* _GIVEN PROBLEM_
Look through the data below. Pick out the lines holding the string "MyCharacter".

Collected data entries:
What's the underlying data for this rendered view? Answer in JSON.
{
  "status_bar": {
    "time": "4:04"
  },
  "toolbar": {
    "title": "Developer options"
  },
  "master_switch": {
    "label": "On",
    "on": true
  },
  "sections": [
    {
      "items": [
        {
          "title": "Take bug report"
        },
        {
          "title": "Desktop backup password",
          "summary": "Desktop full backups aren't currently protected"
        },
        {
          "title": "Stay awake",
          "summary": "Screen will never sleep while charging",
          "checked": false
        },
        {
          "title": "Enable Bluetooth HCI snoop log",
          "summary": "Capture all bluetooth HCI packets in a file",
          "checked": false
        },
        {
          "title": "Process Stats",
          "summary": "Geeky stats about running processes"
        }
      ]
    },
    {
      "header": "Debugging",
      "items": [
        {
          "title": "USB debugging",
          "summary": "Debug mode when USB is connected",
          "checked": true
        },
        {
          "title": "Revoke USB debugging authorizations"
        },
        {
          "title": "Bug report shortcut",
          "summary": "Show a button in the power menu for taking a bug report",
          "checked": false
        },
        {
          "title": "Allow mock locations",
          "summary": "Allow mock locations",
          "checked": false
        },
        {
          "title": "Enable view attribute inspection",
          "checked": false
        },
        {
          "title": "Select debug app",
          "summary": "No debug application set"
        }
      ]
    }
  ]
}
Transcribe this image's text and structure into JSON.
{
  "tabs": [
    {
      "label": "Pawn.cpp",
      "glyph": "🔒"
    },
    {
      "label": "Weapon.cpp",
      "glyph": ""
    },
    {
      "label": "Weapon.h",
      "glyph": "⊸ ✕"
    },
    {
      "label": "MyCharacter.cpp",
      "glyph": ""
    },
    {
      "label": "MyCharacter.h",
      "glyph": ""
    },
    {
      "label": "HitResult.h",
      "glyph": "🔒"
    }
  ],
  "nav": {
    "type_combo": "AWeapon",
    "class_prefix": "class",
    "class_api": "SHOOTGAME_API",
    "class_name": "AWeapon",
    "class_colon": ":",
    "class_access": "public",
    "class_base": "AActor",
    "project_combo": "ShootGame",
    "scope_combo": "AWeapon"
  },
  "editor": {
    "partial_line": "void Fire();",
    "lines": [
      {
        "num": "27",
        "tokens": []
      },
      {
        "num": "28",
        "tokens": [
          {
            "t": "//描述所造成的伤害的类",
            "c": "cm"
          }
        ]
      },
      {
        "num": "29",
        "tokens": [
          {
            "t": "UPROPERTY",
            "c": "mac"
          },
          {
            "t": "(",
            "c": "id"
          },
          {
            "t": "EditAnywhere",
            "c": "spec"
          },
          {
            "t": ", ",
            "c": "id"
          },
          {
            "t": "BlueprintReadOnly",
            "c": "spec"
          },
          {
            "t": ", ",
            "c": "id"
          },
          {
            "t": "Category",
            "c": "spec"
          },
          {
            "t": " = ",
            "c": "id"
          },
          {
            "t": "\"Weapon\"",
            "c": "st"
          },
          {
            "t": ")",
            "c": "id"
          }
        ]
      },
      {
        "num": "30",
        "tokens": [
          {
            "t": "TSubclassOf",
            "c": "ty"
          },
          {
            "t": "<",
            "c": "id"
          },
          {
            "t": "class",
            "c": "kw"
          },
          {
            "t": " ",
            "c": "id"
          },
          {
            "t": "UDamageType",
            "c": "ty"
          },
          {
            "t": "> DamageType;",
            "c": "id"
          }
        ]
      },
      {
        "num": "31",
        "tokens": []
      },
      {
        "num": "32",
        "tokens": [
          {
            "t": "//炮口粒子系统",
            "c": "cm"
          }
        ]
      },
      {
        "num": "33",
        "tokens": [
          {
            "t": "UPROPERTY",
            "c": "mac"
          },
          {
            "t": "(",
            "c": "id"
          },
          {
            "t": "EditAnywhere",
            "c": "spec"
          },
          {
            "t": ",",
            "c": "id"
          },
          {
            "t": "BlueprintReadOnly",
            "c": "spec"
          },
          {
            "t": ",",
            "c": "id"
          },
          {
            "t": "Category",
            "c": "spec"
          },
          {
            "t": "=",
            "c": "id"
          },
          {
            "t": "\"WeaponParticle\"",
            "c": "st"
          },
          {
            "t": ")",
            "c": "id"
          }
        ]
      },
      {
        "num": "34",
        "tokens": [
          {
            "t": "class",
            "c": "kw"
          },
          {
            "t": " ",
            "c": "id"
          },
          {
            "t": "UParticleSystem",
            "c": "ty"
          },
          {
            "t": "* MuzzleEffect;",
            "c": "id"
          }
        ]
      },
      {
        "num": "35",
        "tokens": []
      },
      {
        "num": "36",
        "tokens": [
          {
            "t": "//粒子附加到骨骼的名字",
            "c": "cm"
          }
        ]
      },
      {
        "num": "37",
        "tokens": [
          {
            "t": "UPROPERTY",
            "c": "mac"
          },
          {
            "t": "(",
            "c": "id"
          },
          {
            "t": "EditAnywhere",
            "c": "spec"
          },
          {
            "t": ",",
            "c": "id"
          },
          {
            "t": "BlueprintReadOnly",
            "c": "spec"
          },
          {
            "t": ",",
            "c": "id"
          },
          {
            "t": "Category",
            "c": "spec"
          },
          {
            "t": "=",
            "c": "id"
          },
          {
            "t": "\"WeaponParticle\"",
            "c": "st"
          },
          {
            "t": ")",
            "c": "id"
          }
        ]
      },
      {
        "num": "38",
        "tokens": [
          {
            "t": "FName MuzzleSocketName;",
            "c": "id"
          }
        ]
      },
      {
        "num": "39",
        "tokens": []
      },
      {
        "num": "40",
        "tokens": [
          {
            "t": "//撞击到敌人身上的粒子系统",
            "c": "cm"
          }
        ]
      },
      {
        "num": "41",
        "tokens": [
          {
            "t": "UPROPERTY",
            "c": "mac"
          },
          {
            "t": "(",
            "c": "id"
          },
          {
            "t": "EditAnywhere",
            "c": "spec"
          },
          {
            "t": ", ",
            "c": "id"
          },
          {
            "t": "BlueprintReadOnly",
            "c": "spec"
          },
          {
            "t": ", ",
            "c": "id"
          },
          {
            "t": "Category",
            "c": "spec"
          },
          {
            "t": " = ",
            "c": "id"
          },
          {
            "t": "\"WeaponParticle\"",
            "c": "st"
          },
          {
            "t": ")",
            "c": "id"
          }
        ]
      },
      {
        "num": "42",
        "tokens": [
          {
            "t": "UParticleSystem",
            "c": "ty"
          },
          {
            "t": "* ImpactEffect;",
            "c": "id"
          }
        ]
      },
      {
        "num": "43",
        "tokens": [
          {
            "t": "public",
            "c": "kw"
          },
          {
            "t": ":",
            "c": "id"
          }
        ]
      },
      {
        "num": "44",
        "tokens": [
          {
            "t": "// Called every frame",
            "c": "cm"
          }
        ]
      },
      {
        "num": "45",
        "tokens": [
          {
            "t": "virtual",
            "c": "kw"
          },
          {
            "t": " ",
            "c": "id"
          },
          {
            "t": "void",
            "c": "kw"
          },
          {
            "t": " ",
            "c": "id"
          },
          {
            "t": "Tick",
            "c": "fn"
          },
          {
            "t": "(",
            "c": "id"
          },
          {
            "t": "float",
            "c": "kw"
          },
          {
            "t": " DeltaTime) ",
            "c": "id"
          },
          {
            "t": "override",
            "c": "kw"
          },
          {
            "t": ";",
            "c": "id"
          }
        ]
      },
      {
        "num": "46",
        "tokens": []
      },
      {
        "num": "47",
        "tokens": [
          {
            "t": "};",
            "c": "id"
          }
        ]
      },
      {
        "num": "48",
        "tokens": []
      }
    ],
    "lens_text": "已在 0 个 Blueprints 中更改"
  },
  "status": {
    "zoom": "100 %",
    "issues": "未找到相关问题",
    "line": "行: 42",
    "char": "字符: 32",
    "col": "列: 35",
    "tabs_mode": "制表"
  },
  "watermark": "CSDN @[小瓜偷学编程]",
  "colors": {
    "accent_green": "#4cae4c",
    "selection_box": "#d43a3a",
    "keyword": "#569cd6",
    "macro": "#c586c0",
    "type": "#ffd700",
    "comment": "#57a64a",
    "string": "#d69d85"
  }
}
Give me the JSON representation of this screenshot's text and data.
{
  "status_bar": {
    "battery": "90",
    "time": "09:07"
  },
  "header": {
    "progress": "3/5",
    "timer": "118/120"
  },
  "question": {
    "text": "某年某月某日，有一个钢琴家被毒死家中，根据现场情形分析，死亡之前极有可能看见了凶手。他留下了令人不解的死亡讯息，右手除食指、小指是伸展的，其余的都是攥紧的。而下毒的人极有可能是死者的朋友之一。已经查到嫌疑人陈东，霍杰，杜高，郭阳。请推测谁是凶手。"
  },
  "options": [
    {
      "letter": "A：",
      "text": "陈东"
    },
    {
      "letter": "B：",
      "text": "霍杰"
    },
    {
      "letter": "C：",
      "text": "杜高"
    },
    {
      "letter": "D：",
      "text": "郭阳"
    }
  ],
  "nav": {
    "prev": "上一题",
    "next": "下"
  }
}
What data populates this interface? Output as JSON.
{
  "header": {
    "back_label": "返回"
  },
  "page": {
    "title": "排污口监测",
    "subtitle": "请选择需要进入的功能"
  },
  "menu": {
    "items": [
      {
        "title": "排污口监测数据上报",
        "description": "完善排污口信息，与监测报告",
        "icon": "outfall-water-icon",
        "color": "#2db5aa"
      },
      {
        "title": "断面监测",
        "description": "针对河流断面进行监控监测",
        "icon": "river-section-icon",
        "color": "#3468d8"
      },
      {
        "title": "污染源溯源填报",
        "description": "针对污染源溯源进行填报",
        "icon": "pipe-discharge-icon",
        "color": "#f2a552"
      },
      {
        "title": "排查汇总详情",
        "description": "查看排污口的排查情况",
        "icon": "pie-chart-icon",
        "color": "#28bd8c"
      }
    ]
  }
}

* _REPLY TO THE TASK_
      "label": "MyCharacter.cpp",
      "label": "MyCharacter.h",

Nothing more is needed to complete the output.